##### Listing
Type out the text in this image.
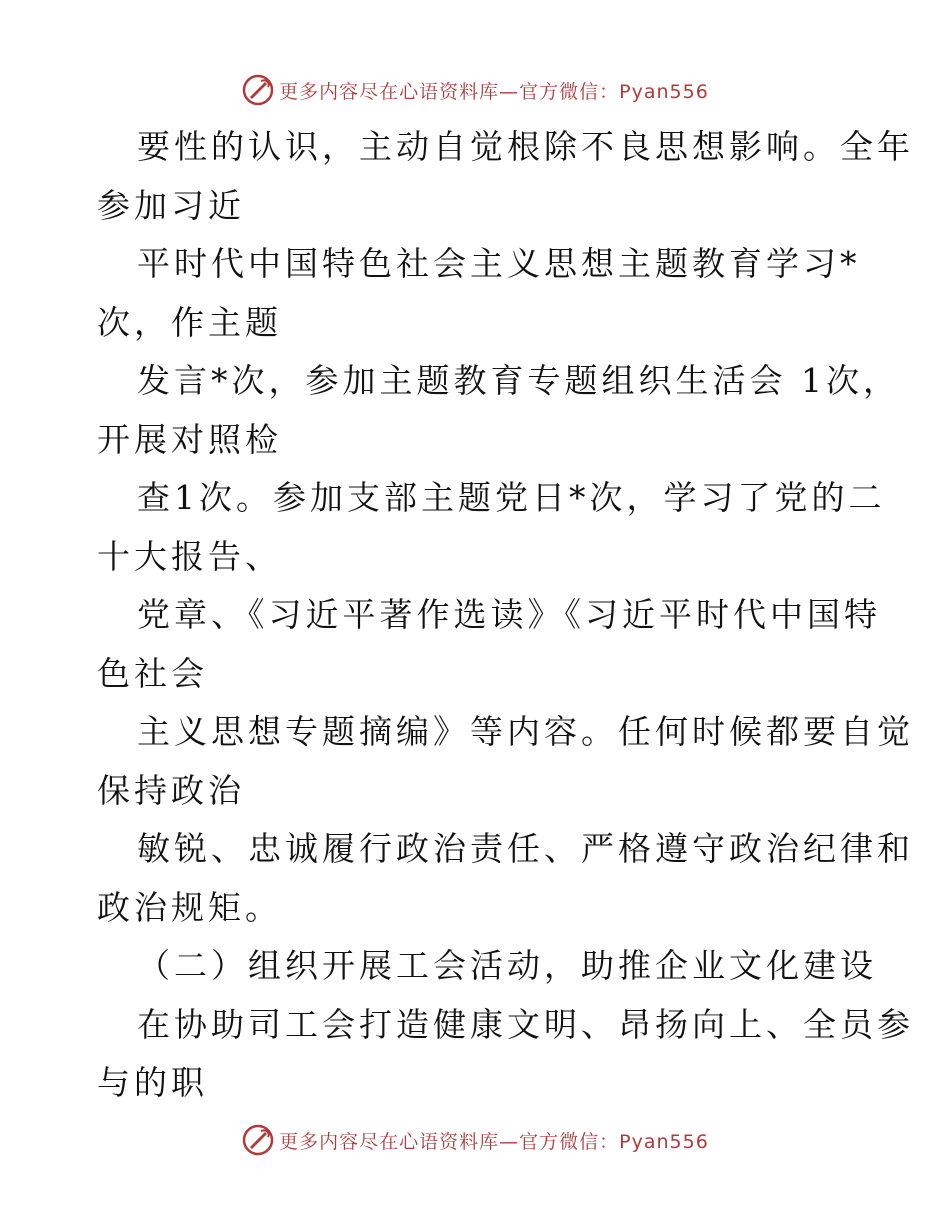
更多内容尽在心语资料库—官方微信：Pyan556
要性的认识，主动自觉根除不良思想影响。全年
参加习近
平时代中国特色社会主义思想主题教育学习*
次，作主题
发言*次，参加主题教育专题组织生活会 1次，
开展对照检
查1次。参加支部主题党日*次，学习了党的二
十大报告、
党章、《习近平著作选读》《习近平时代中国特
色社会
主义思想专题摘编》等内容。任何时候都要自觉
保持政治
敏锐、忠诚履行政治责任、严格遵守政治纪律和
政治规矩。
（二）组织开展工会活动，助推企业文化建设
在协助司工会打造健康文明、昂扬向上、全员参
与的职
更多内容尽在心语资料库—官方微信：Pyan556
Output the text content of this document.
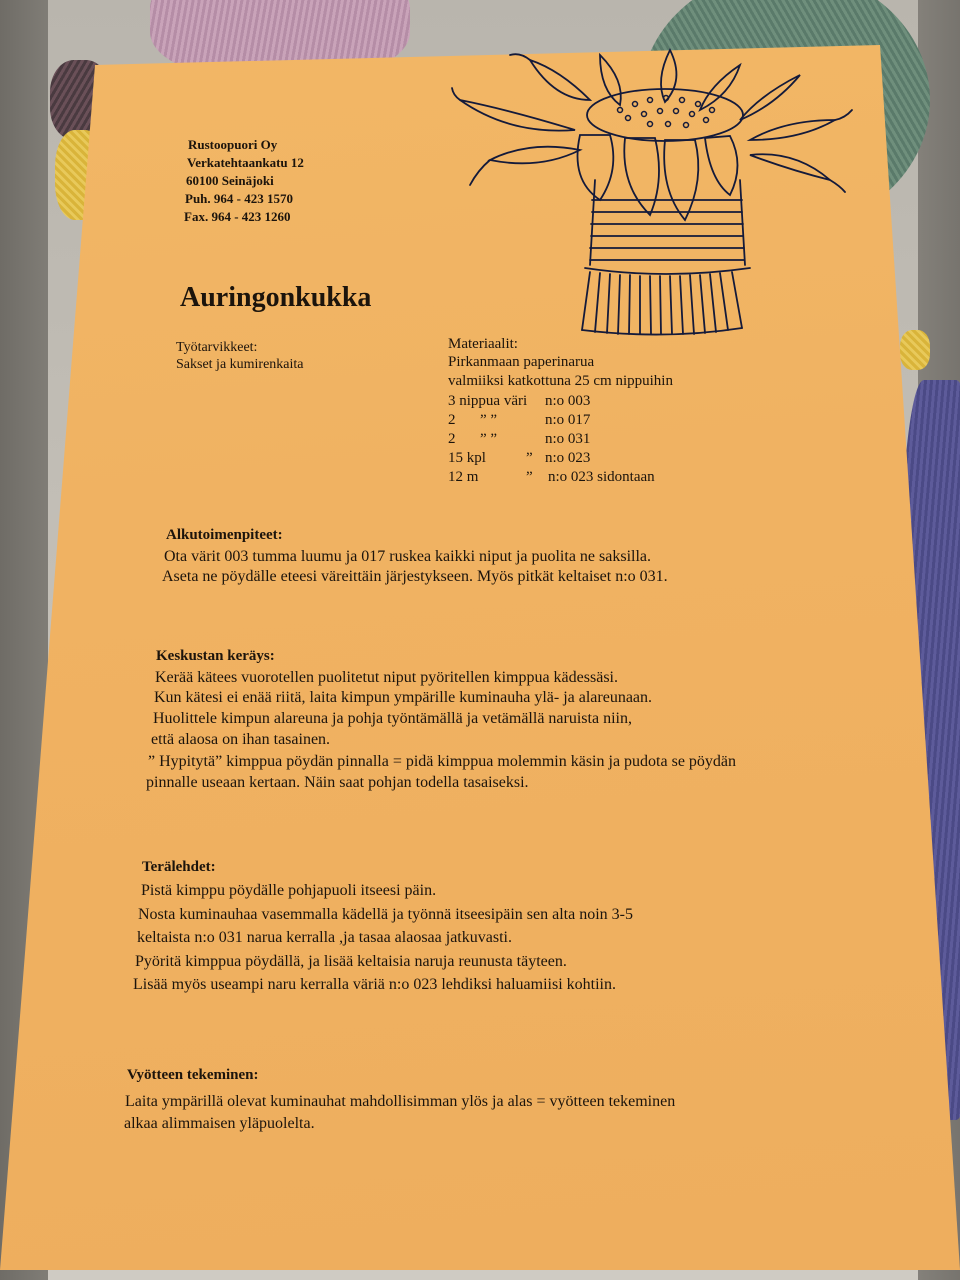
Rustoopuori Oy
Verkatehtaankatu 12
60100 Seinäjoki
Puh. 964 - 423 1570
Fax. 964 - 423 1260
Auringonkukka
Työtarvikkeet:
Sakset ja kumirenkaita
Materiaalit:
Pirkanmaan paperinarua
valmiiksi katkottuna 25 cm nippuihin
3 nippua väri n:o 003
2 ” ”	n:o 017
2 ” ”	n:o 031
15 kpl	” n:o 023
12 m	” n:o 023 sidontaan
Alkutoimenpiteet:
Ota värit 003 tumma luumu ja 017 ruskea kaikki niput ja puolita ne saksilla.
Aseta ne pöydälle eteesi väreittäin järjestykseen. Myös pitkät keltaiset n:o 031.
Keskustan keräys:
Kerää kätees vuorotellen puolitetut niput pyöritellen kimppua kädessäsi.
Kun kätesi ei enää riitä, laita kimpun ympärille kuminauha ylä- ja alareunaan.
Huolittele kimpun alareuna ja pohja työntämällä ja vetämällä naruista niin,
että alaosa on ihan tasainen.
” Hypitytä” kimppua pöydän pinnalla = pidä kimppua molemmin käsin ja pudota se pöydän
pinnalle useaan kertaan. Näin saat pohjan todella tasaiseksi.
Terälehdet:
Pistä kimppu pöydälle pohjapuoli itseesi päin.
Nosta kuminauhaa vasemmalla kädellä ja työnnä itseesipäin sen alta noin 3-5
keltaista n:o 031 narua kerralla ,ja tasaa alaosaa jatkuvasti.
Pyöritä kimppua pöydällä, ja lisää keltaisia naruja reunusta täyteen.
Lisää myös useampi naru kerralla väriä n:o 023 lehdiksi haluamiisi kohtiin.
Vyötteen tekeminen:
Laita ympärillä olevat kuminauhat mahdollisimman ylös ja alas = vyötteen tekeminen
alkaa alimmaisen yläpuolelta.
##########
##### Listing
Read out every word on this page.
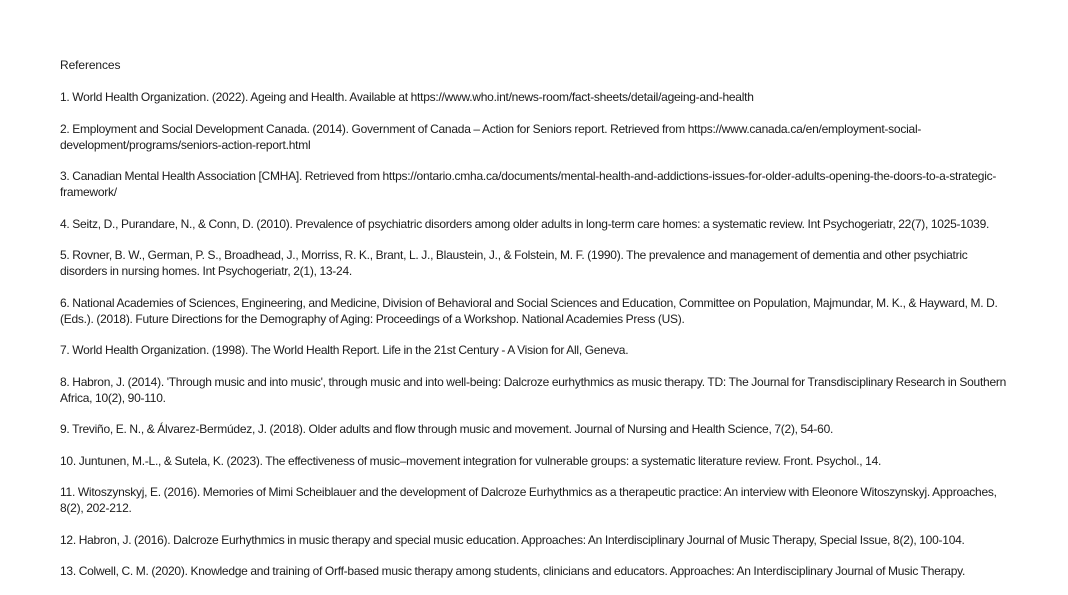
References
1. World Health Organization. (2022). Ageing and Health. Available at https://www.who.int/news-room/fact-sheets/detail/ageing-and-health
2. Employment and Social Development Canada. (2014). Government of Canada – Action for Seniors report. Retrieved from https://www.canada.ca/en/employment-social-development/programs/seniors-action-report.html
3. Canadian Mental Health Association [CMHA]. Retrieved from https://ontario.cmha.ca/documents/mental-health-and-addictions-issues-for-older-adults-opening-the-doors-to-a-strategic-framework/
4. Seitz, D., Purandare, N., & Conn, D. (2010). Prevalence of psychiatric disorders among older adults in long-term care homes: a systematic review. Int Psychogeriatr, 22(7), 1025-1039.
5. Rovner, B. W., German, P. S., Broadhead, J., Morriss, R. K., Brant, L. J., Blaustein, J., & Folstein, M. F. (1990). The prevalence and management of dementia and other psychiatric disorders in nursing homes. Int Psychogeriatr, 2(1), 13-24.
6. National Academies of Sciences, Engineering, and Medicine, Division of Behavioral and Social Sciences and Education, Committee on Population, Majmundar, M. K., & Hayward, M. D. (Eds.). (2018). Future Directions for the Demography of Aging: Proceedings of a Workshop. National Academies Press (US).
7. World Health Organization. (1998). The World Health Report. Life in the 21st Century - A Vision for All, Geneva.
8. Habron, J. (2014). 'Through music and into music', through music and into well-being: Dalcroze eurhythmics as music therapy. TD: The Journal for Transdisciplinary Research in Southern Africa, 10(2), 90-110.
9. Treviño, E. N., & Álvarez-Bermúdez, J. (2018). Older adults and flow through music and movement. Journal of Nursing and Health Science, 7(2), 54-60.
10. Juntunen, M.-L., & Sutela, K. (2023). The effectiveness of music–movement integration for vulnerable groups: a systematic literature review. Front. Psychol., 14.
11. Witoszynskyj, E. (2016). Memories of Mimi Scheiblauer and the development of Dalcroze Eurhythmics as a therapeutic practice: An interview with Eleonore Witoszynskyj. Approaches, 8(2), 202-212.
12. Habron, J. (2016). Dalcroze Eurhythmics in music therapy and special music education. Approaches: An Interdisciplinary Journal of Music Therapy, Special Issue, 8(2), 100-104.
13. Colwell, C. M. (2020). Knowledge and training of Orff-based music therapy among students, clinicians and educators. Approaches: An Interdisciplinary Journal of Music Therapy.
##########
##### Listing
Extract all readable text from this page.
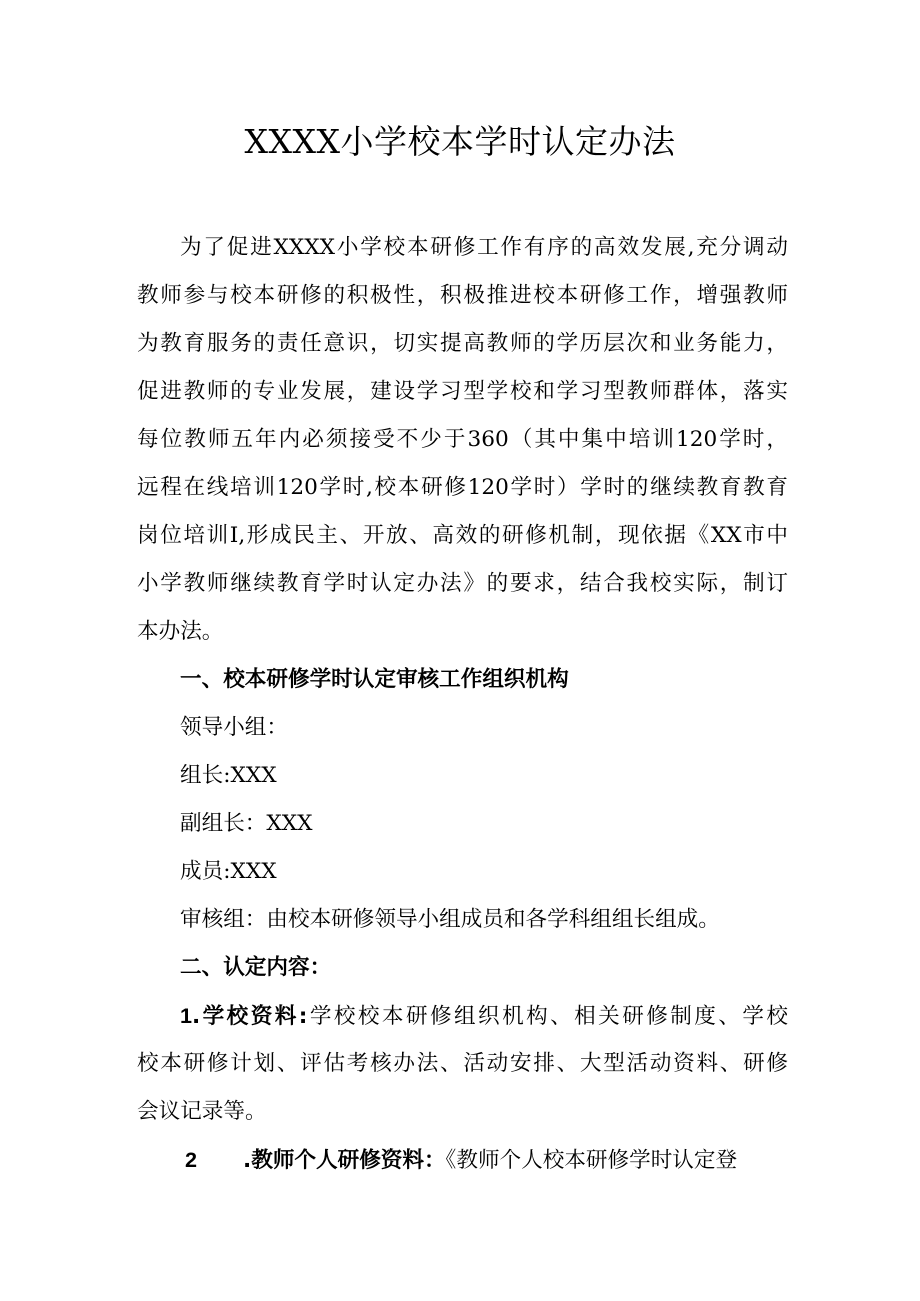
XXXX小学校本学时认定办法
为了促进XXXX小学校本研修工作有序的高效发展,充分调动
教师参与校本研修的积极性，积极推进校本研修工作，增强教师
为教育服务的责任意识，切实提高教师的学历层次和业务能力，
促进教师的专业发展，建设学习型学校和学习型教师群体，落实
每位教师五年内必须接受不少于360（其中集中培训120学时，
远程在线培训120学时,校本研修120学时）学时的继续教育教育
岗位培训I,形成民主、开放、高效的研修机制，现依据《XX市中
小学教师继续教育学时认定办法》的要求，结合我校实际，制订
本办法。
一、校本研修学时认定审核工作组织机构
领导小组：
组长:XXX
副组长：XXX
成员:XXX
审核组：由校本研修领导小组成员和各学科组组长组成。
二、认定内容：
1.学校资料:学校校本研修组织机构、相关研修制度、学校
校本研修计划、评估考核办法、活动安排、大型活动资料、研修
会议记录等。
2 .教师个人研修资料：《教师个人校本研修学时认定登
##########
What is being asked
Filter the entries above down to the lines containing the word "niput".

Final result
Ota värit 003 tumma luumu ja 017 ruskea kaikki niput ja puolita ne saksilla.
Kerää kätees vuorotellen puolitetut niput pyöritellen kimppua kädessäsi.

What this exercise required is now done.